__Supplied information__:
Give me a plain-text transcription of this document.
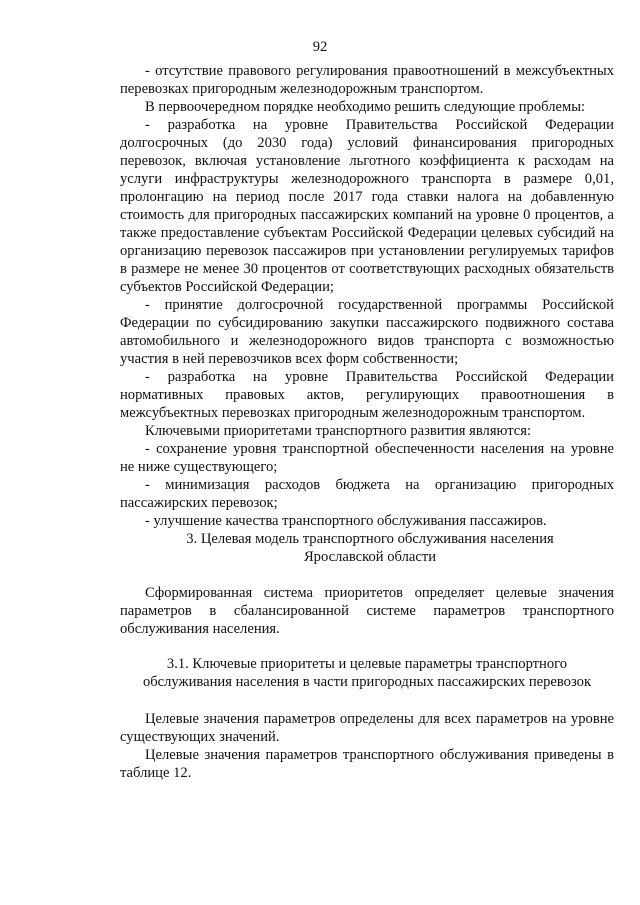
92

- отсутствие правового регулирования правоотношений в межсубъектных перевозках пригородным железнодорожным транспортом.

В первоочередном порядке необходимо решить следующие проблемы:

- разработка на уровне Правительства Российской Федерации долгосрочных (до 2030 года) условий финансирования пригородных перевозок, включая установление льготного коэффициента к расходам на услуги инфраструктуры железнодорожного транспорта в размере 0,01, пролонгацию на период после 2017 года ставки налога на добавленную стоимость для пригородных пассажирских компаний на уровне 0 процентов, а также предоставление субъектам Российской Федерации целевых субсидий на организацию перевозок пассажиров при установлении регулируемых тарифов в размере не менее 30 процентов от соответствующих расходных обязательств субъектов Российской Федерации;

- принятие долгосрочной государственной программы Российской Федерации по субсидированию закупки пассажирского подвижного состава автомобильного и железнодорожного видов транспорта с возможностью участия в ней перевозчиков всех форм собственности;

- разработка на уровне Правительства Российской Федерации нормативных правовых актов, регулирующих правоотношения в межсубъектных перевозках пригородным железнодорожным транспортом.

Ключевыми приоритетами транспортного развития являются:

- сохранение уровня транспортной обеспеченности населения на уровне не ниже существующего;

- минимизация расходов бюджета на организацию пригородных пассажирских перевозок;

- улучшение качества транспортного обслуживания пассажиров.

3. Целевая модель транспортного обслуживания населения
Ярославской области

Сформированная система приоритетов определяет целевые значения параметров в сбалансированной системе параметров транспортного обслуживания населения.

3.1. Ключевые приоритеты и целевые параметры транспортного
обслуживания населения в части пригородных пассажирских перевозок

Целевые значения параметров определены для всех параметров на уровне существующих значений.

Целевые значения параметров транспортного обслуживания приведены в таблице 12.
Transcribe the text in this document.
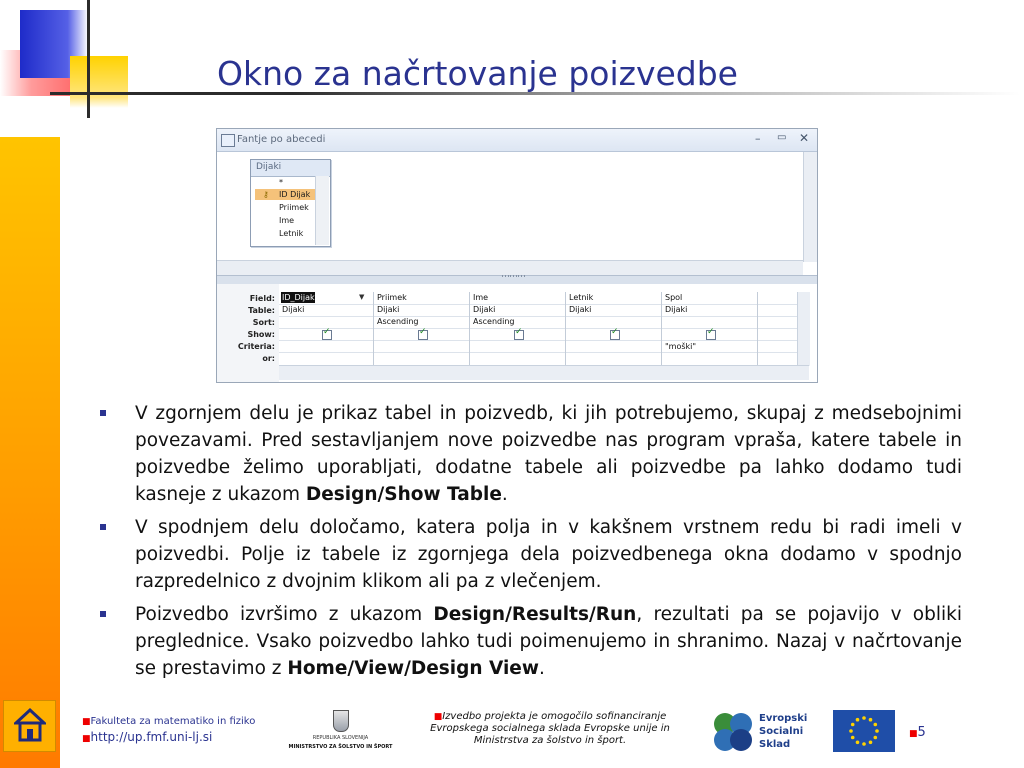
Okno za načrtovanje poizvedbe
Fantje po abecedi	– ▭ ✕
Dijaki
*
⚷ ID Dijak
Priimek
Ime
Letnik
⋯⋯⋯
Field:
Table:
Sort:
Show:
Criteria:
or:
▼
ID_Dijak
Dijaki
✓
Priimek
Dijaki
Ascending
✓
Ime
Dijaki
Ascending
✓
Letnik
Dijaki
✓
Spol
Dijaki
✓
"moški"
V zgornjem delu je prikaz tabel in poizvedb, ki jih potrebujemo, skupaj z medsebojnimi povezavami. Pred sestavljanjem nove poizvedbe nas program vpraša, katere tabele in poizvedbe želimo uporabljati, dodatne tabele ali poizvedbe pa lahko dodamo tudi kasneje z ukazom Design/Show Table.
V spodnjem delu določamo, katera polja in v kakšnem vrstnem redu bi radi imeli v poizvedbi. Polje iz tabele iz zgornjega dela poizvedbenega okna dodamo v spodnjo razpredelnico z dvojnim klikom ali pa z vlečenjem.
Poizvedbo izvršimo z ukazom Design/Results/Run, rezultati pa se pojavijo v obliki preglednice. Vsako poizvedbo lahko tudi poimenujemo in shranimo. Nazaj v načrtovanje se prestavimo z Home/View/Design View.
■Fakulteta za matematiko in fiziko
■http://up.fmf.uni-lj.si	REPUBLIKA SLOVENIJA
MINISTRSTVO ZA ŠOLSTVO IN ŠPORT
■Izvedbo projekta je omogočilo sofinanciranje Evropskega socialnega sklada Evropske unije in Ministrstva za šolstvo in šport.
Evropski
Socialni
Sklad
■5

__Exercise requirements__: In the listing above, find the lines holding the word "населения" and copy them.

__Task response__:
- сохранение уровня транспортной обеспеченности населения на уровне не ниже существующего;
3. Целевая модель транспортного обслуживания населения
Сформированная система приоритетов определяет целевые значения параметров в сбалансированной системе параметров транспортного обслуживания населения.
обслуживания населения в части пригородных пассажирских перевозок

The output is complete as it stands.